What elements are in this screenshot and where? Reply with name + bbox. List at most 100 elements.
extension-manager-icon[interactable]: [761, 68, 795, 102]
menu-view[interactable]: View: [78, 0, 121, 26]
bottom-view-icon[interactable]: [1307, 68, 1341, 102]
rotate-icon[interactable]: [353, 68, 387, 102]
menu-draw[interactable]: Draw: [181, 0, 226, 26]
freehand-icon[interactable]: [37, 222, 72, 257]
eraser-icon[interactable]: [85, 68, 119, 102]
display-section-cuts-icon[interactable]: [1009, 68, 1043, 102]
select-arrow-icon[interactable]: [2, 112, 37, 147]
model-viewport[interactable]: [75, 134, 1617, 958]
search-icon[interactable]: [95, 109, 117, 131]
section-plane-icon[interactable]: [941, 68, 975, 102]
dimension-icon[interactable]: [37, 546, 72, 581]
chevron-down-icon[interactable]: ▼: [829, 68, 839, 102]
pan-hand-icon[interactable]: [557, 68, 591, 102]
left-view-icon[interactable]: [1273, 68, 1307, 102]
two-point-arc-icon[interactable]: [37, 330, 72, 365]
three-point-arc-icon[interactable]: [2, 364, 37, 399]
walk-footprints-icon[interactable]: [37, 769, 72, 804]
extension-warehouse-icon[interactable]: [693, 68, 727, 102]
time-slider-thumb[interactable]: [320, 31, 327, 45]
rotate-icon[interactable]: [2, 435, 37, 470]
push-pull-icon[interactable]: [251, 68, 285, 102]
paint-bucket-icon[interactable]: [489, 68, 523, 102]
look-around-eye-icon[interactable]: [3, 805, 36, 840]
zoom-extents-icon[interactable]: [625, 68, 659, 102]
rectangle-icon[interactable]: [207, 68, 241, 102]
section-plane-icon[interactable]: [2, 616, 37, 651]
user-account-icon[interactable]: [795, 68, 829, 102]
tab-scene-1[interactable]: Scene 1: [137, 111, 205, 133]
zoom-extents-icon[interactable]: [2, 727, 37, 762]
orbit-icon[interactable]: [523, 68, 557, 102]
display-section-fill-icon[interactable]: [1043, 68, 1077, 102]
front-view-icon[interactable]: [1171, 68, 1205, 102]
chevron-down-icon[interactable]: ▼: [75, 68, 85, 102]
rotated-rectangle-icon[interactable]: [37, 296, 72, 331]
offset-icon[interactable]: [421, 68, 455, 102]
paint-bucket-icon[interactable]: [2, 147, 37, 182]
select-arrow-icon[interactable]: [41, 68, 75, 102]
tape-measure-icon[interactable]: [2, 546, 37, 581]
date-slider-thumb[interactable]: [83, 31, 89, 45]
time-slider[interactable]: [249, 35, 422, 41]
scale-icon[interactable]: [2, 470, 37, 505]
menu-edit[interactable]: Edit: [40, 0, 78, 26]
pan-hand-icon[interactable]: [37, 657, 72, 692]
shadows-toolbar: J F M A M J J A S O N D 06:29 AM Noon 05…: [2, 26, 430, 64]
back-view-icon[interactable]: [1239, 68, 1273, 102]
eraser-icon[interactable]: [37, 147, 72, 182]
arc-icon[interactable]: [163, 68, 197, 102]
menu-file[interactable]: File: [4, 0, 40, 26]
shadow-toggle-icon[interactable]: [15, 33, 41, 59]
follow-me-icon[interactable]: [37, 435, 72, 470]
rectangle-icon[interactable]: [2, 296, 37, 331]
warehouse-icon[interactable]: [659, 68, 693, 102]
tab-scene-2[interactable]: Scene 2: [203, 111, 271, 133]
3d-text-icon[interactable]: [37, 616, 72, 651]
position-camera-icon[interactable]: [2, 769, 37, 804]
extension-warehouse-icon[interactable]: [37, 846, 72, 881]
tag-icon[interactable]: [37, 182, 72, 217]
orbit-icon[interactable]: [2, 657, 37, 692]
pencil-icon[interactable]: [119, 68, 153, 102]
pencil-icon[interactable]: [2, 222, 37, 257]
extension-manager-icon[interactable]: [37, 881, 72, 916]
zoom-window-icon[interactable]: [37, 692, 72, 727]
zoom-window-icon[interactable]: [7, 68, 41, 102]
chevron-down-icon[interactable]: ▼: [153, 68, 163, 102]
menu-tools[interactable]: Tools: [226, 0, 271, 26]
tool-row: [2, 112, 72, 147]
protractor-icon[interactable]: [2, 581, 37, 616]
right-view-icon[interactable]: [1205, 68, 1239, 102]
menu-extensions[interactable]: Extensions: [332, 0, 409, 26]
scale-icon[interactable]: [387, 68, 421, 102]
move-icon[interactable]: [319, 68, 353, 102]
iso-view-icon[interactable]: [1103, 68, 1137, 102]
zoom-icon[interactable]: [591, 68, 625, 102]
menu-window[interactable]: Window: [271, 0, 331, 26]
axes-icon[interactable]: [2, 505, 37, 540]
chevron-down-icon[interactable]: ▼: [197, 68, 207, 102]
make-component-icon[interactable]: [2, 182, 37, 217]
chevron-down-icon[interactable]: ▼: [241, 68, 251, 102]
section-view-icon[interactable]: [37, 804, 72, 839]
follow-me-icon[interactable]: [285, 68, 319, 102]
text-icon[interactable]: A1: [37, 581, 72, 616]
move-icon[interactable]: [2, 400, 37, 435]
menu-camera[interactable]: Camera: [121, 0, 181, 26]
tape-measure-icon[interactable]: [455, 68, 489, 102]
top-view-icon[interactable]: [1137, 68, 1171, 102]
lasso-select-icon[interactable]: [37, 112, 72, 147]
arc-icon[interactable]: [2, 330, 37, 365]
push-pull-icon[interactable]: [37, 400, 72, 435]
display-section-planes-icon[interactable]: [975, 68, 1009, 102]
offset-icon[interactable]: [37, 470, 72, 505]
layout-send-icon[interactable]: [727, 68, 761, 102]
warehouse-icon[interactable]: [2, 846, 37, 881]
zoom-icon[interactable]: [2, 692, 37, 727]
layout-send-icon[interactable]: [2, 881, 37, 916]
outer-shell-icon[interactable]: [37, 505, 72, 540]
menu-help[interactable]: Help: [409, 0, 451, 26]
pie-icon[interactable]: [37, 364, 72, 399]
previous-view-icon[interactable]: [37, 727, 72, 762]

> _GIVEN PROBLEM_
Pull every line out of the records above and copy each one word for word, in the same order, from the first line to the last.

> _SOLUTION TO THIS EXERCISE_
What elements are in this screenshot and where? Reply with name + bbox. List at most 100 elements.
extension-manager-icon[interactable]: [761, 68, 795, 102]
menu-view[interactable]: View: [78, 0, 121, 26]
bottom-view-icon[interactable]: [1307, 68, 1341, 102]
rotate-icon[interactable]: [353, 68, 387, 102]
menu-draw[interactable]: Draw: [181, 0, 226, 26]
freehand-icon[interactable]: [37, 222, 72, 257]
eraser-icon[interactable]: [85, 68, 119, 102]
display-section-cuts-icon[interactable]: [1009, 68, 1043, 102]
select-arrow-icon[interactable]: [2, 112, 37, 147]
model-viewport[interactable]: [75, 134, 1617, 958]
search-icon[interactable]: [95, 109, 117, 131]
section-plane-icon[interactable]: [941, 68, 975, 102]
dimension-icon[interactable]: [37, 546, 72, 581]
chevron-down-icon[interactable]: ▼: [829, 68, 839, 102]
pan-hand-icon[interactable]: [557, 68, 591, 102]
left-view-icon[interactable]: [1273, 68, 1307, 102]
two-point-arc-icon[interactable]: [37, 330, 72, 365]
three-point-arc-icon[interactable]: [2, 364, 37, 399]
walk-footprints-icon[interactable]: [37, 769, 72, 804]
extension-warehouse-icon[interactable]: [693, 68, 727, 102]
time-slider-thumb[interactable]: [320, 31, 327, 45]
rotate-icon[interactable]: [2, 435, 37, 470]
push-pull-icon[interactable]: [251, 68, 285, 102]
paint-bucket-icon[interactable]: [489, 68, 523, 102]
look-around-eye-icon[interactable]: [3, 805, 36, 840]
zoom-extents-icon[interactable]: [625, 68, 659, 102]
rectangle-icon[interactable]: [207, 68, 241, 102]
section-plane-icon[interactable]: [2, 616, 37, 651]
user-account-icon[interactable]: [795, 68, 829, 102]
tab-scene-1[interactable]: Scene 1: [137, 111, 205, 133]
zoom-extents-icon[interactable]: [2, 727, 37, 762]
orbit-icon[interactable]: [523, 68, 557, 102]
display-section-fill-icon[interactable]: [1043, 68, 1077, 102]
front-view-icon[interactable]: [1171, 68, 1205, 102]
chevron-down-icon[interactable]: ▼: [75, 68, 85, 102]
rotated-rectangle-icon[interactable]: [37, 296, 72, 331]
offset-icon[interactable]: [421, 68, 455, 102]
paint-bucket-icon[interactable]: [2, 147, 37, 182]
select-arrow-icon[interactable]: [41, 68, 75, 102]
tape-measure-icon[interactable]: [2, 546, 37, 581]
date-slider-thumb[interactable]: [83, 31, 89, 45]
time-slider[interactable]: [249, 35, 422, 41]
scale-icon[interactable]: [2, 470, 37, 505]
menu-edit[interactable]: Edit: [40, 0, 78, 26]
pan-hand-icon[interactable]: [37, 657, 72, 692]
shadows-toolbar: J F M A M J J A S O N D 06:29 AM Noon 05…: [2, 26, 430, 64]
back-view-icon[interactable]: [1239, 68, 1273, 102]
eraser-icon[interactable]: [37, 147, 72, 182]
arc-icon[interactable]: [163, 68, 197, 102]
menu-file[interactable]: File: [4, 0, 40, 26]
shadow-toggle-icon[interactable]: [15, 33, 41, 59]
follow-me-icon[interactable]: [37, 435, 72, 470]
rectangle-icon[interactable]: [2, 296, 37, 331]
warehouse-icon[interactable]: [659, 68, 693, 102]
tab-scene-2[interactable]: Scene 2: [203, 111, 271, 133]
3d-text-icon[interactable]: [37, 616, 72, 651]
position-camera-icon[interactable]: [2, 769, 37, 804]
extension-warehouse-icon[interactable]: [37, 846, 72, 881]
tag-icon[interactable]: [37, 182, 72, 217]
orbit-icon[interactable]: [2, 657, 37, 692]
pencil-icon[interactable]: [119, 68, 153, 102]
pencil-icon[interactable]: [2, 222, 37, 257]
extension-manager-icon[interactable]: [37, 881, 72, 916]
zoom-window-icon[interactable]: [37, 692, 72, 727]
zoom-window-icon[interactable]: [7, 68, 41, 102]
chevron-down-icon[interactable]: ▼: [153, 68, 163, 102]
menu-tools[interactable]: Tools: [226, 0, 271, 26]
tool-row: [2, 112, 72, 147]
protractor-icon[interactable]: [2, 581, 37, 616]
right-view-icon[interactable]: [1205, 68, 1239, 102]
menu-extensions[interactable]: Extensions: [332, 0, 409, 26]
scale-icon[interactable]: [387, 68, 421, 102]
move-icon[interactable]: [319, 68, 353, 102]
iso-view-icon[interactable]: [1103, 68, 1137, 102]
zoom-icon[interactable]: [591, 68, 625, 102]
menu-window[interactable]: Window: [271, 0, 331, 26]
axes-icon[interactable]: [2, 505, 37, 540]
chevron-down-icon[interactable]: ▼: [197, 68, 207, 102]
make-component-icon[interactable]: [2, 182, 37, 217]
chevron-down-icon[interactable]: ▼: [241, 68, 251, 102]
section-view-icon[interactable]: [37, 804, 72, 839]
follow-me-icon[interactable]: [285, 68, 319, 102]
text-icon[interactable]: A1: [37, 581, 72, 616]
move-icon[interactable]: [2, 400, 37, 435]
menu-camera[interactable]: Camera: [121, 0, 181, 26]
tape-measure-icon[interactable]: [455, 68, 489, 102]
top-view-icon[interactable]: [1137, 68, 1171, 102]
lasso-select-icon[interactable]: [37, 112, 72, 147]
arc-icon[interactable]: [2, 330, 37, 365]
push-pull-icon[interactable]: [37, 400, 72, 435]
display-section-planes-icon[interactable]: [975, 68, 1009, 102]
offset-icon[interactable]: [37, 470, 72, 505]
layout-send-icon[interactable]: [727, 68, 761, 102]
warehouse-icon[interactable]: [2, 846, 37, 881]
zoom-icon[interactable]: [2, 692, 37, 727]
layout-send-icon[interactable]: [2, 881, 37, 916]
outer-shell-icon[interactable]: [37, 505, 72, 540]
menu-help[interactable]: Help: [409, 0, 451, 26]
pie-icon[interactable]: [37, 364, 72, 399]
previous-view-icon[interactable]: [37, 727, 72, 762]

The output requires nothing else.